§ WHAT YOU HAVE TO DO
Reproduce the records below exactly as given.

§ SUPPLIED RECORDS
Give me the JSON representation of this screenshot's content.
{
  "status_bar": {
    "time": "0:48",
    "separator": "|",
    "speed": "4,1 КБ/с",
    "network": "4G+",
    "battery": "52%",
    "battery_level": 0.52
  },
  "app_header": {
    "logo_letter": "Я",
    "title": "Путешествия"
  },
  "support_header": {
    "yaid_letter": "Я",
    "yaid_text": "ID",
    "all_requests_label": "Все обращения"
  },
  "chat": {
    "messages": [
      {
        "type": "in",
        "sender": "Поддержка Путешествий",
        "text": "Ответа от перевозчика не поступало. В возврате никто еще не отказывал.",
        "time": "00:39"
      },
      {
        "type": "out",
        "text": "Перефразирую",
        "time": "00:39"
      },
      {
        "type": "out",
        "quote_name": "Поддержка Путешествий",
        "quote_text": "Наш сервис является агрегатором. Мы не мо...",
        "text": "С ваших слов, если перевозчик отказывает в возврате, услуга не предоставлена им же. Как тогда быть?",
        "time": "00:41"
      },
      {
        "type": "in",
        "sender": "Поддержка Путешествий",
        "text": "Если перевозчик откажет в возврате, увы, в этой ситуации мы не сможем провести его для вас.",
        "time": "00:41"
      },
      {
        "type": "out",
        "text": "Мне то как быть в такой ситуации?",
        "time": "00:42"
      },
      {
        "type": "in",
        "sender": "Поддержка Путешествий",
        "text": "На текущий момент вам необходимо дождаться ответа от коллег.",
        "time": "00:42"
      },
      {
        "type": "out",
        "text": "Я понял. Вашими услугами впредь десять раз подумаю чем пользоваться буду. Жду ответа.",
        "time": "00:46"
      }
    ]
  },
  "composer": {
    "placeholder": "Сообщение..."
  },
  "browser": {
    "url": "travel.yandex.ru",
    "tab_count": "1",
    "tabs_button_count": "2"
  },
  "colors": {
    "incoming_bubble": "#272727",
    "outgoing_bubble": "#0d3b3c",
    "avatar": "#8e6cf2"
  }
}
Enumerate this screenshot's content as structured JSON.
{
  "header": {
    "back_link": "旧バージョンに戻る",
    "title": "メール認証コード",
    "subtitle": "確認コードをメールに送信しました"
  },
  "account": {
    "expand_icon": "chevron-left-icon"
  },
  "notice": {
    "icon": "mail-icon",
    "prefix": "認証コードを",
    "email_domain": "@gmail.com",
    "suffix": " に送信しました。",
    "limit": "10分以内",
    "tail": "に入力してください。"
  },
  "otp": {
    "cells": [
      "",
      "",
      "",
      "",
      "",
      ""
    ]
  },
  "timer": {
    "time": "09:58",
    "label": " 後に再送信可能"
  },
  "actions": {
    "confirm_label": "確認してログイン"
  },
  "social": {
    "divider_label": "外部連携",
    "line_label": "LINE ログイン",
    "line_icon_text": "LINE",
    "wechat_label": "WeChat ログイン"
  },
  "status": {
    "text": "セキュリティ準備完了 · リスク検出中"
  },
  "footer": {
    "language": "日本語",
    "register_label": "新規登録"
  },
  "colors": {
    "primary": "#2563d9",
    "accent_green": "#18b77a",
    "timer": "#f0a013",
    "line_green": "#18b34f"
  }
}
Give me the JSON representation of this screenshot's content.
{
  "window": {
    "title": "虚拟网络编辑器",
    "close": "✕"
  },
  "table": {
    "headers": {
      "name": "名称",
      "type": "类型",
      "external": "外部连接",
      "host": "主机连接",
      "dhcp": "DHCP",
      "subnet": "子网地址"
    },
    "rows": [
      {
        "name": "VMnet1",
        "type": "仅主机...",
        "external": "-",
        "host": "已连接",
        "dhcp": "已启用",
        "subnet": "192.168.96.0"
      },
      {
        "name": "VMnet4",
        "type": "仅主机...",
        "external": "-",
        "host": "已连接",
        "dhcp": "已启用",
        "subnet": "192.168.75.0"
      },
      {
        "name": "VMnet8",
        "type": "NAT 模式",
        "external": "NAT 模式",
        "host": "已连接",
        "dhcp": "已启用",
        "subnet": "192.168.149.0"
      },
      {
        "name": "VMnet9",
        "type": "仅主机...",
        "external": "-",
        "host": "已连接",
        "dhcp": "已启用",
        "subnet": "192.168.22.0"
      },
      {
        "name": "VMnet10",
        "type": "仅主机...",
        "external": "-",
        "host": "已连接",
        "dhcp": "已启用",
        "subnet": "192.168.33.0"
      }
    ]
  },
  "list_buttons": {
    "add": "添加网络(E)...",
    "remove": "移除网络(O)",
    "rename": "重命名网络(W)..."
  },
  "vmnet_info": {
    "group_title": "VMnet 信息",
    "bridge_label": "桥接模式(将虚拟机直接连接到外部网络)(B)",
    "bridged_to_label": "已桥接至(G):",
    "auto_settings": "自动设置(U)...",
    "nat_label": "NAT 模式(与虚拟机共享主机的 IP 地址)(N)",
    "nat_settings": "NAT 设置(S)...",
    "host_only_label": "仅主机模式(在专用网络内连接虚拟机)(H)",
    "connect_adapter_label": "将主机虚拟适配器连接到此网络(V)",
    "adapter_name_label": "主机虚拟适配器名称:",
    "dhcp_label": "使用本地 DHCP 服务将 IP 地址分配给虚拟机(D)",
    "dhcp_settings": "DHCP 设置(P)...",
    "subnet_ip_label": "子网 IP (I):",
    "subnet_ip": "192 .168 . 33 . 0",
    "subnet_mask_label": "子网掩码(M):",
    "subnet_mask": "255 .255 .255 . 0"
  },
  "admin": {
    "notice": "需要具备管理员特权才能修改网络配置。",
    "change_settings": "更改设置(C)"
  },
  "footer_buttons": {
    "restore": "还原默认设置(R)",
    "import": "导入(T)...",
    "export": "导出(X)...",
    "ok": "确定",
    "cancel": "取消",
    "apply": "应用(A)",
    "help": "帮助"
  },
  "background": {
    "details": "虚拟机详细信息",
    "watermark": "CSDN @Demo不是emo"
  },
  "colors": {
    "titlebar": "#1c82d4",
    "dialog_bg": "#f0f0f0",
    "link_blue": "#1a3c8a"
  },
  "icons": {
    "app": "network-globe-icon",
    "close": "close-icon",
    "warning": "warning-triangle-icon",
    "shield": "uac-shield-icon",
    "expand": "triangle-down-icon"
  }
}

§ SOLUTION
Give me the JSON representation of this screenshot's content.
{
  "status_bar": {
    "time": "0:48",
    "separator": "|",
    "speed": "4,1 КБ/с",
    "network": "4G+",
    "battery": "52%",
    "battery_level": 0.52
  },
  "app_header": {
    "logo_letter": "Я",
    "title": "Путешествия"
  },
  "support_header": {
    "yaid_letter": "Я",
    "yaid_text": "ID",
    "all_requests_label": "Все обращения"
  },
  "chat": {
    "messages": [
      {
        "type": "in",
        "sender": "Поддержка Путешествий",
        "text": "Ответа от перевозчика не поступало. В возврате никто еще не отказывал.",
        "time": "00:39"
      },
      {
        "type": "out",
        "text": "Перефразирую",
        "time": "00:39"
      },
      {
        "type": "out",
        "quote_name": "Поддержка Путешествий",
        "quote_text": "Наш сервис является агрегатором. Мы не мо...",
        "text": "С ваших слов, если перевозчик отказывает в возврате, услуга не предоставлена им же. Как тогда быть?",
        "time": "00:41"
      },
      {
        "type": "in",
        "sender": "Поддержка Путешествий",
        "text": "Если перевозчик откажет в возврате, увы, в этой ситуации мы не сможем провести его для вас.",
        "time": "00:41"
      },
      {
        "type": "out",
        "text": "Мне то как быть в такой ситуации?",
        "time": "00:42"
      },
      {
        "type": "in",
        "sender": "Поддержка Путешествий",
        "text": "На текущий момент вам необходимо дождаться ответа от коллег.",
        "time": "00:42"
      },
      {
        "type": "out",
        "text": "Я понял. Вашими услугами впредь десять раз подумаю чем пользоваться буду. Жду ответа.",
        "time": "00:46"
      }
    ]
  },
  "composer": {
    "placeholder": "Сообщение..."
  },
  "browser": {
    "url": "travel.yandex.ru",
    "tab_count": "1",
    "tabs_button_count": "2"
  },
  "colors": {
    "incoming_bubble": "#272727",
    "outgoing_bubble": "#0d3b3c",
    "avatar": "#8e6cf2"
  }
}
Enumerate this screenshot's content as structured JSON.
{
  "header": {
    "back_link": "旧バージョンに戻る",
    "title": "メール認証コード",
    "subtitle": "確認コードをメールに送信しました"
  },
  "account": {
    "expand_icon": "chevron-left-icon"
  },
  "notice": {
    "icon": "mail-icon",
    "prefix": "認証コードを",
    "email_domain": "@gmail.com",
    "suffix": " に送信しました。",
    "limit": "10分以内",
    "tail": "に入力してください。"
  },
  "otp": {
    "cells": [
      "",
      "",
      "",
      "",
      "",
      ""
    ]
  },
  "timer": {
    "time": "09:58",
    "label": " 後に再送信可能"
  },
  "actions": {
    "confirm_label": "確認してログイン"
  },
  "social": {
    "divider_label": "外部連携",
    "line_label": "LINE ログイン",
    "line_icon_text": "LINE",
    "wechat_label": "WeChat ログイン"
  },
  "status": {
    "text": "セキュリティ準備完了 · リスク検出中"
  },
  "footer": {
    "language": "日本語",
    "register_label": "新規登録"
  },
  "colors": {
    "primary": "#2563d9",
    "accent_green": "#18b77a",
    "timer": "#f0a013",
    "line_green": "#18b34f"
  }
}
Give me the JSON representation of this screenshot's content.
{
  "window": {
    "title": "虚拟网络编辑器",
    "close": "✕"
  },
  "table": {
    "headers": {
      "name": "名称",
      "type": "类型",
      "external": "外部连接",
      "host": "主机连接",
      "dhcp": "DHCP",
      "subnet": "子网地址"
    },
    "rows": [
      {
        "name": "VMnet1",
        "type": "仅主机...",
        "external": "-",
        "host": "已连接",
        "dhcp": "已启用",
        "subnet": "192.168.96.0"
      },
      {
        "name": "VMnet4",
        "type": "仅主机...",
        "external": "-",
        "host": "已连接",
        "dhcp": "已启用",
        "subnet": "192.168.75.0"
      },
      {
        "name": "VMnet8",
        "type": "NAT 模式",
        "external": "NAT 模式",
        "host": "已连接",
        "dhcp": "已启用",
        "subnet": "192.168.149.0"
      },
      {
        "name": "VMnet9",
        "type": "仅主机...",
        "external": "-",
        "host": "已连接",
        "dhcp": "已启用",
        "subnet": "192.168.22.0"
      },
      {
        "name": "VMnet10",
        "type": "仅主机...",
        "external": "-",
        "host": "已连接",
        "dhcp": "已启用",
        "subnet": "192.168.33.0"
      }
    ]
  },
  "list_buttons": {
    "add": "添加网络(E)...",
    "remove": "移除网络(O)",
    "rename": "重命名网络(W)..."
  },
  "vmnet_info": {
    "group_title": "VMnet 信息",
    "bridge_label": "桥接模式(将虚拟机直接连接到外部网络)(B)",
    "bridged_to_label": "已桥接至(G):",
    "auto_settings": "自动设置(U)...",
    "nat_label": "NAT 模式(与虚拟机共享主机的 IP 地址)(N)",
    "nat_settings": "NAT 设置(S)...",
    "host_only_label": "仅主机模式(在专用网络内连接虚拟机)(H)",
    "connect_adapter_label": "将主机虚拟适配器连接到此网络(V)",
    "adapter_name_label": "主机虚拟适配器名称:",
    "dhcp_label": "使用本地 DHCP 服务将 IP 地址分配给虚拟机(D)",
    "dhcp_settings": "DHCP 设置(P)...",
    "subnet_ip_label": "子网 IP (I):",
    "subnet_ip": "192 .168 . 33 . 0",
    "subnet_mask_label": "子网掩码(M):",
    "subnet_mask": "255 .255 .255 . 0"
  },
  "admin": {
    "notice": "需要具备管理员特权才能修改网络配置。",
    "change_settings": "更改设置(C)"
  },
  "footer_buttons": {
    "restore": "还原默认设置(R)",
    "import": "导入(T)...",
    "export": "导出(X)...",
    "ok": "确定",
    "cancel": "取消",
    "apply": "应用(A)",
    "help": "帮助"
  },
  "background": {
    "details": "虚拟机详细信息",
    "watermark": "CSDN @Demo不是emo"
  },
  "colors": {
    "titlebar": "#1c82d4",
    "dialog_bg": "#f0f0f0",
    "link_blue": "#1a3c8a"
  },
  "icons": {
    "app": "network-globe-icon",
    "close": "close-icon",
    "warning": "warning-triangle-icon",
    "shield": "uac-shield-icon",
    "expand": "triangle-down-icon"
  }
}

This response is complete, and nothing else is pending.